• [What is being asked] Return all of the data exactly as written, without the pictures.

● ● ●

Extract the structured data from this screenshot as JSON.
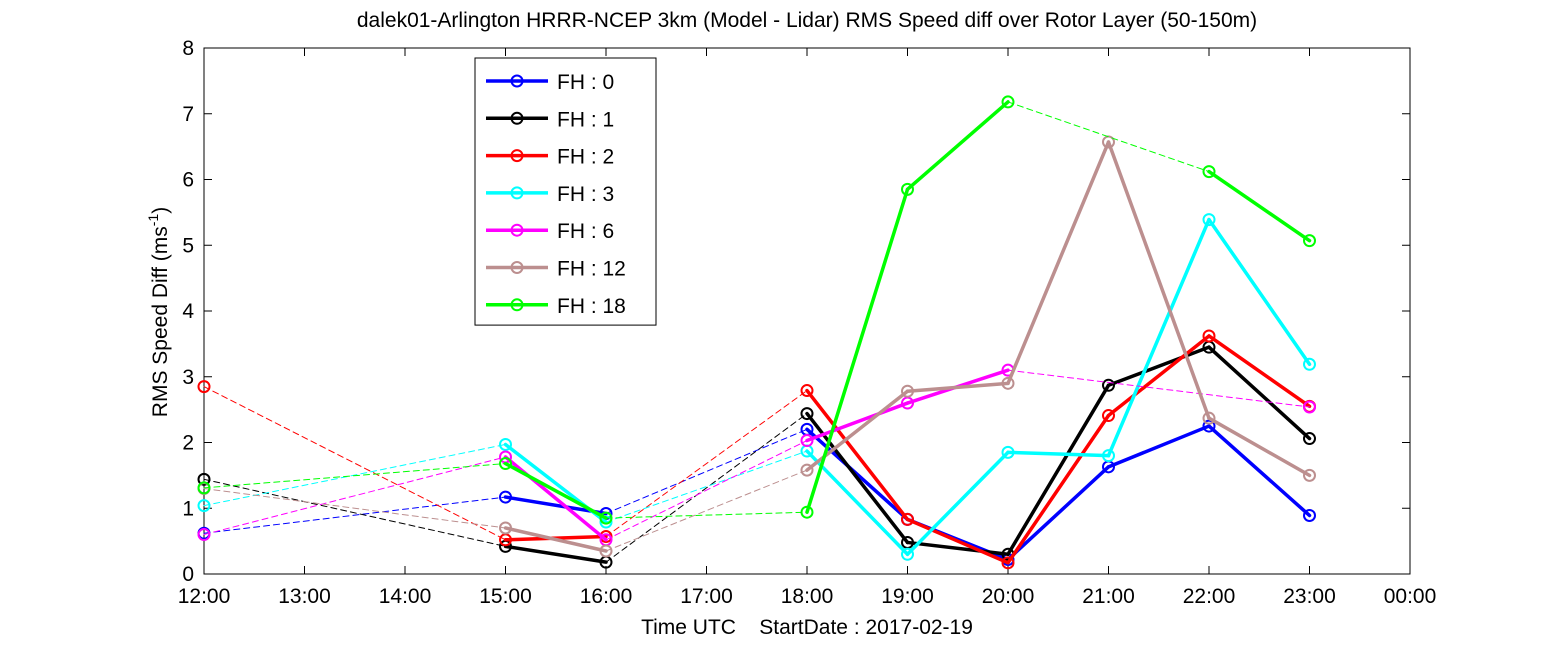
{
  "chart_data": {
    "type": "line",
    "title": "dalek01-Arlington HRRR-NCEP 3km (Model - Lidar) RMS Speed diff over Rotor Layer (50-150m)",
    "xlabel": "Time UTC    StartDate : 2017-02-19",
    "ylabel_main": "RMS Speed Diff (ms",
    "ylabel_sup": "-1",
    "ylabel_close": ")",
    "xlim": [
      12,
      24
    ],
    "ylim": [
      0,
      8
    ],
    "x_ticks": [
      12,
      13,
      14,
      15,
      16,
      17,
      18,
      19,
      20,
      21,
      22,
      23,
      24
    ],
    "x_tick_labels": [
      "12:00",
      "13:00",
      "14:00",
      "15:00",
      "16:00",
      "17:00",
      "18:00",
      "19:00",
      "20:00",
      "21:00",
      "22:00",
      "23:00",
      "00:00"
    ],
    "y_ticks": [
      0,
      1,
      2,
      3,
      4,
      5,
      6,
      7,
      8
    ],
    "y_tick_labels": [
      "0",
      "1",
      "2",
      "3",
      "4",
      "5",
      "6",
      "7",
      "8"
    ],
    "grid": false,
    "legend_position": "upper-left",
    "note_style": "solid segments join consecutive hours; dashed thin segments bridge gaps",
    "series": [
      {
        "name": "FH : 0",
        "color": "#0000ff",
        "x": [
          12,
          15,
          16,
          18,
          19,
          20,
          21,
          22,
          23
        ],
        "y": [
          0.62,
          1.17,
          0.92,
          2.2,
          0.83,
          0.22,
          1.63,
          2.25,
          0.89
        ]
      },
      {
        "name": "FH : 1",
        "color": "#000000",
        "x": [
          12,
          15,
          16,
          18,
          19,
          20,
          21,
          22,
          23
        ],
        "y": [
          1.44,
          0.42,
          0.18,
          2.44,
          0.48,
          0.3,
          2.87,
          3.45,
          2.06
        ]
      },
      {
        "name": "FH : 2",
        "color": "#ff0000",
        "x": [
          12,
          15,
          16,
          18,
          19,
          20,
          21,
          22,
          23
        ],
        "y": [
          2.85,
          0.52,
          0.57,
          2.79,
          0.83,
          0.17,
          2.41,
          3.62,
          2.55
        ]
      },
      {
        "name": "FH : 3",
        "color": "#00ffff",
        "x": [
          12,
          15,
          16,
          18,
          19,
          20,
          21,
          22,
          23
        ],
        "y": [
          1.04,
          1.97,
          0.79,
          1.87,
          0.3,
          1.85,
          1.8,
          5.39,
          3.19
        ]
      },
      {
        "name": "FH : 6",
        "color": "#ff00ff",
        "x": [
          12,
          15,
          16,
          18,
          19,
          20,
          23
        ],
        "y": [
          0.6,
          1.78,
          0.52,
          2.03,
          2.6,
          3.1,
          2.54
        ]
      },
      {
        "name": "FH : 12",
        "color": "#bc8f8f",
        "x": [
          12,
          15,
          16,
          18,
          19,
          20,
          21,
          22,
          23
        ],
        "y": [
          1.3,
          0.7,
          0.35,
          1.58,
          2.78,
          2.9,
          6.57,
          2.37,
          1.5
        ]
      },
      {
        "name": "FH : 18",
        "color": "#00ff00",
        "x": [
          12,
          15,
          16,
          18,
          19,
          20,
          22,
          23
        ],
        "y": [
          1.31,
          1.68,
          0.85,
          0.94,
          5.85,
          7.18,
          6.12,
          5.07
        ]
      }
    ]
  }
}
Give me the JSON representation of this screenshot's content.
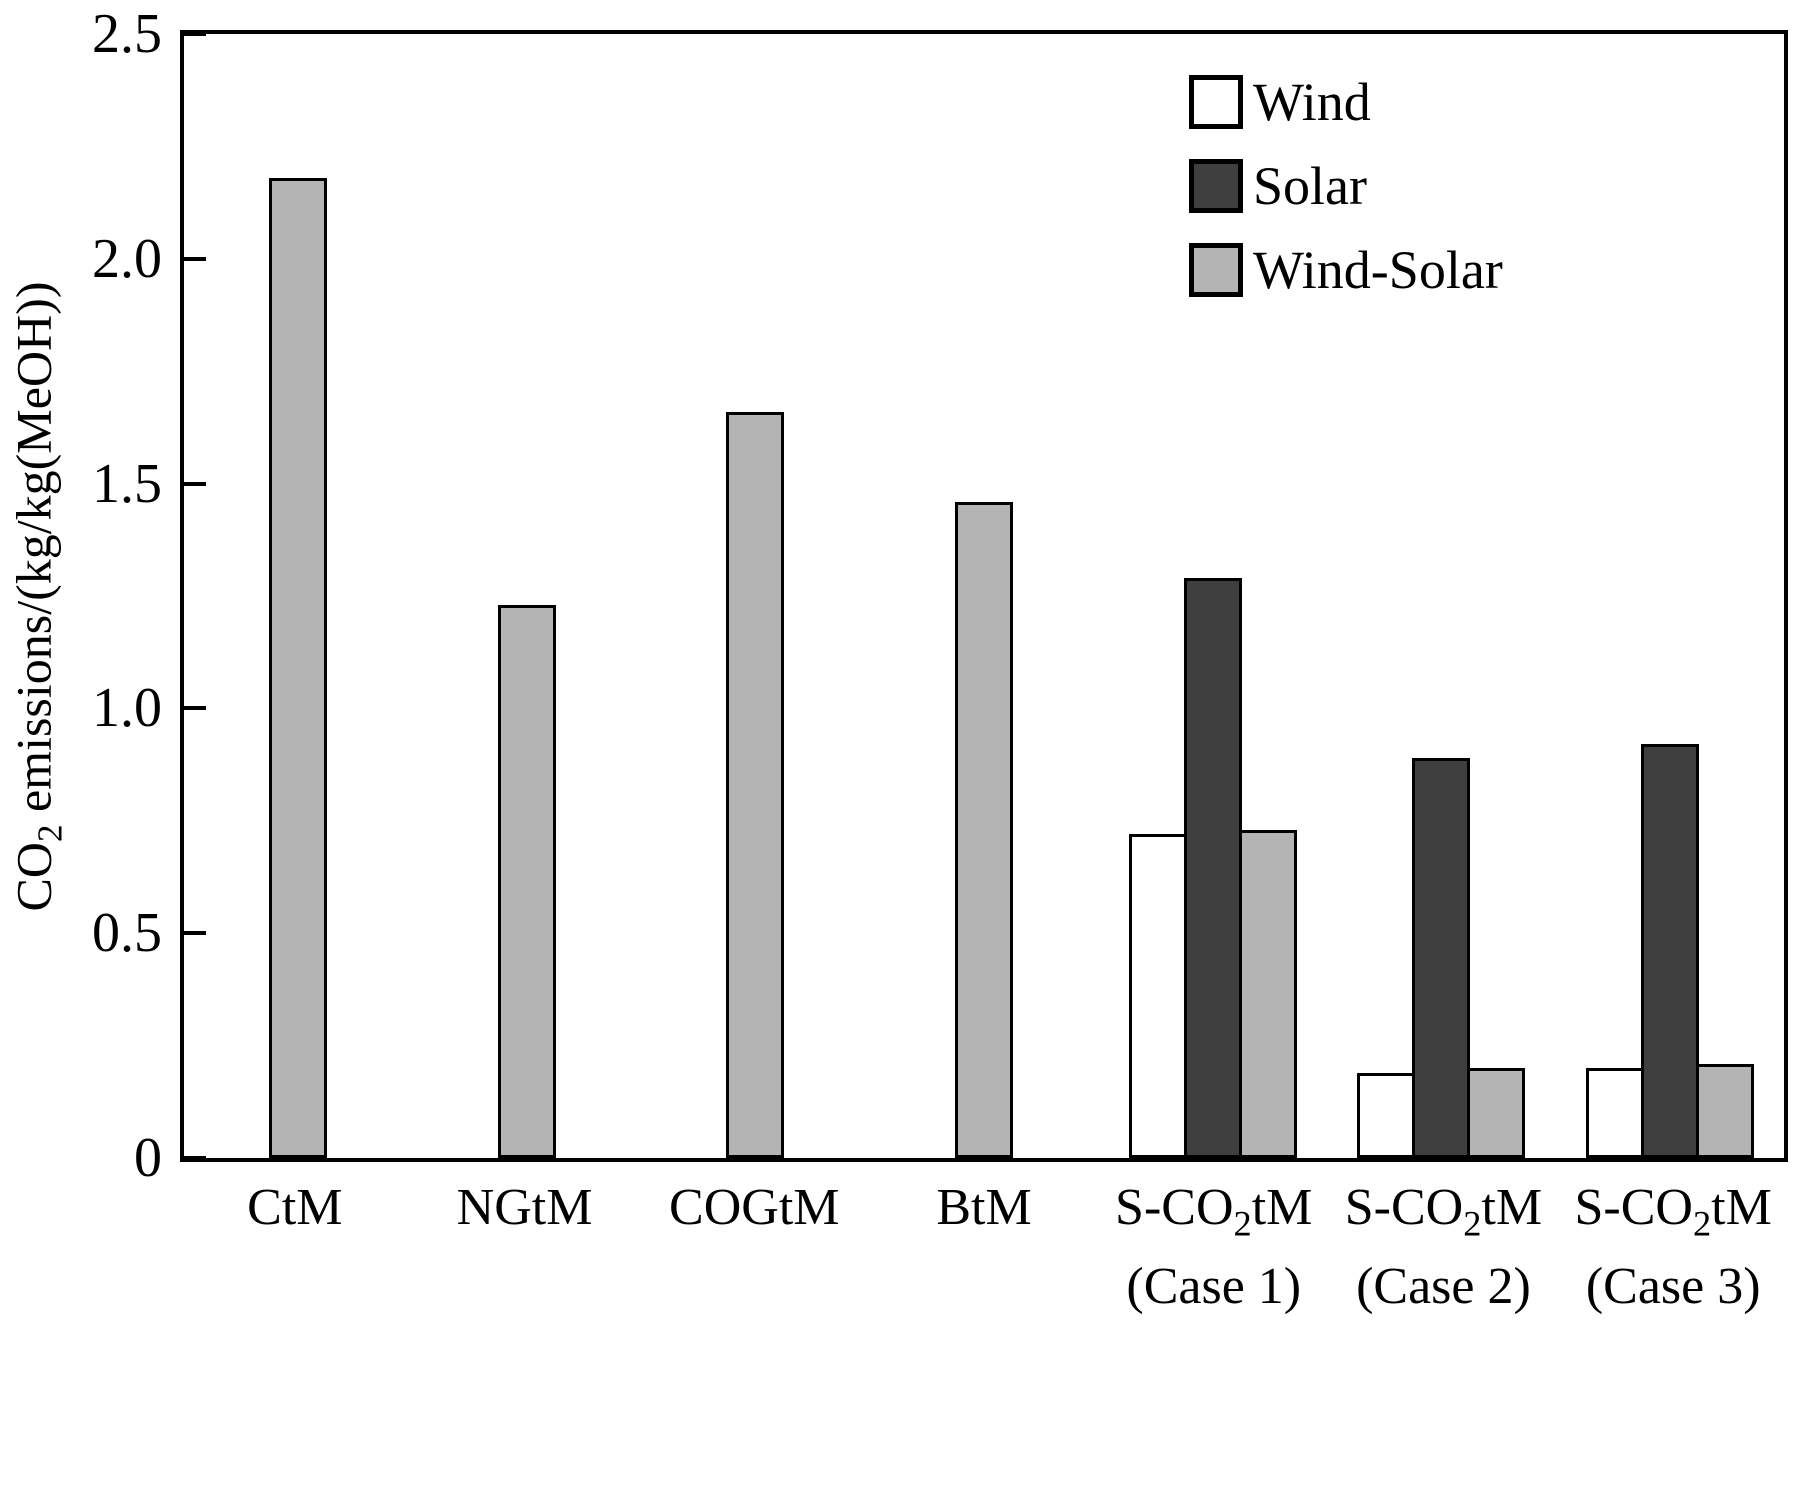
{
  "chart_data": {
    "type": "bar",
    "title": "",
    "xlabel": "",
    "ylabel": "CO_2 emissions/(kg/kg(MeOH))",
    "ylim": [
      0,
      2.5
    ],
    "yticks": [
      0,
      0.5,
      1.0,
      1.5,
      2.0,
      2.5
    ],
    "grid": false,
    "categories": [
      "CtM",
      "NGtM",
      "COGtM",
      "BtM",
      "S-CO_2tM\n(Case 1)",
      "S-CO_2tM\n(Case 2)",
      "S-CO_2tM\n(Case 3)"
    ],
    "series": [
      {
        "name": "Wind",
        "color": "#ffffff",
        "values": [
          null,
          null,
          null,
          null,
          0.72,
          0.19,
          0.2
        ]
      },
      {
        "name": "Solar",
        "color": "#3f3f3f",
        "values": [
          null,
          null,
          null,
          null,
          1.29,
          0.89,
          0.92
        ]
      },
      {
        "name": "Wind-Solar",
        "color": "#b4b4b4",
        "values": [
          2.18,
          1.23,
          1.66,
          1.46,
          0.73,
          0.2,
          0.21
        ]
      }
    ],
    "legend": {
      "position": "top-right",
      "entries": [
        "Wind",
        "Solar",
        "Wind-Solar"
      ]
    },
    "bar_border_color": "#000000",
    "axis_color": "#000000"
  }
}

● ● ●

• [Task output]
Extract the structured data from this screenshot as JSON.
{
  "chart_data": {
    "type": "line",
    "title": "dalek01-Arlington HRRR-NCEP 3km (Model - Lidar) RMS Speed diff over Rotor Layer (50-150m)",
    "xlabel": "Time UTC    StartDate : 2017-02-19",
    "ylabel_main": "RMS Speed Diff (ms",
    "ylabel_sup": "-1",
    "ylabel_close": ")",
    "xlim": [
      12,
      24
    ],
    "ylim": [
      0,
      8
    ],
    "x_ticks": [
      12,
      13,
      14,
      15,
      16,
      17,
      18,
      19,
      20,
      21,
      22,
      23,
      24
    ],
    "x_tick_labels": [
      "12:00",
      "13:00",
      "14:00",
      "15:00",
      "16:00",
      "17:00",
      "18:00",
      "19:00",
      "20:00",
      "21:00",
      "22:00",
      "23:00",
      "00:00"
    ],
    "y_ticks": [
      0,
      1,
      2,
      3,
      4,
      5,
      6,
      7,
      8
    ],
    "y_tick_labels": [
      "0",
      "1",
      "2",
      "3",
      "4",
      "5",
      "6",
      "7",
      "8"
    ],
    "grid": false,
    "legend_position": "upper-left",
    "note_style": "solid segments join consecutive hours; dashed thin segments bridge gaps",
    "series": [
      {
        "name": "FH : 0",
        "color": "#0000ff",
        "x": [
          12,
          15,
          16,
          18,
          19,
          20,
          21,
          22,
          23
        ],
        "y": [
          0.62,
          1.17,
          0.92,
          2.2,
          0.83,
          0.22,
          1.63,
          2.25,
          0.89
        ]
      },
      {
        "name": "FH : 1",
        "color": "#000000",
        "x": [
          12,
          15,
          16,
          18,
          19,
          20,
          21,
          22,
          23
        ],
        "y": [
          1.44,
          0.42,
          0.18,
          2.44,
          0.48,
          0.3,
          2.87,
          3.45,
          2.06
        ]
      },
      {
        "name": "FH : 2",
        "color": "#ff0000",
        "x": [
          12,
          15,
          16,
          18,
          19,
          20,
          21,
          22,
          23
        ],
        "y": [
          2.85,
          0.52,
          0.57,
          2.79,
          0.83,
          0.17,
          2.41,
          3.62,
          2.55
        ]
      },
      {
        "name": "FH : 3",
        "color": "#00ffff",
        "x": [
          12,
          15,
          16,
          18,
          19,
          20,
          21,
          22,
          23
        ],
        "y": [
          1.04,
          1.97,
          0.79,
          1.87,
          0.3,
          1.85,
          1.8,
          5.39,
          3.19
        ]
      },
      {
        "name": "FH : 6",
        "color": "#ff00ff",
        "x": [
          12,
          15,
          16,
          18,
          19,
          20,
          23
        ],
        "y": [
          0.6,
          1.78,
          0.52,
          2.03,
          2.6,
          3.1,
          2.54
        ]
      },
      {
        "name": "FH : 12",
        "color": "#bc8f8f",
        "x": [
          12,
          15,
          16,
          18,
          19,
          20,
          21,
          22,
          23
        ],
        "y": [
          1.3,
          0.7,
          0.35,
          1.58,
          2.78,
          2.9,
          6.57,
          2.37,
          1.5
        ]
      },
      {
        "name": "FH : 18",
        "color": "#00ff00",
        "x": [
          12,
          15,
          16,
          18,
          19,
          20,
          22,
          23
        ],
        "y": [
          1.31,
          1.68,
          0.85,
          0.94,
          5.85,
          7.18,
          6.12,
          5.07
        ]
      }
    ]
  }
}
Give me the JSON representation of this screenshot's content.
{
  "chart_data": {
    "type": "bar",
    "title": "",
    "xlabel": "",
    "ylabel": "CO_2 emissions/(kg/kg(MeOH))",
    "ylim": [
      0,
      2.5
    ],
    "yticks": [
      0,
      0.5,
      1.0,
      1.5,
      2.0,
      2.5
    ],
    "grid": false,
    "categories": [
      "CtM",
      "NGtM",
      "COGtM",
      "BtM",
      "S-CO_2tM\n(Case 1)",
      "S-CO_2tM\n(Case 2)",
      "S-CO_2tM\n(Case 3)"
    ],
    "series": [
      {
        "name": "Wind",
        "color": "#ffffff",
        "values": [
          null,
          null,
          null,
          null,
          0.72,
          0.19,
          0.2
        ]
      },
      {
        "name": "Solar",
        "color": "#3f3f3f",
        "values": [
          null,
          null,
          null,
          null,
          1.29,
          0.89,
          0.92
        ]
      },
      {
        "name": "Wind-Solar",
        "color": "#b4b4b4",
        "values": [
          2.18,
          1.23,
          1.66,
          1.46,
          0.73,
          0.2,
          0.21
        ]
      }
    ],
    "legend": {
      "position": "top-right",
      "entries": [
        "Wind",
        "Solar",
        "Wind-Solar"
      ]
    },
    "bar_border_color": "#000000",
    "axis_color": "#000000"
  }
}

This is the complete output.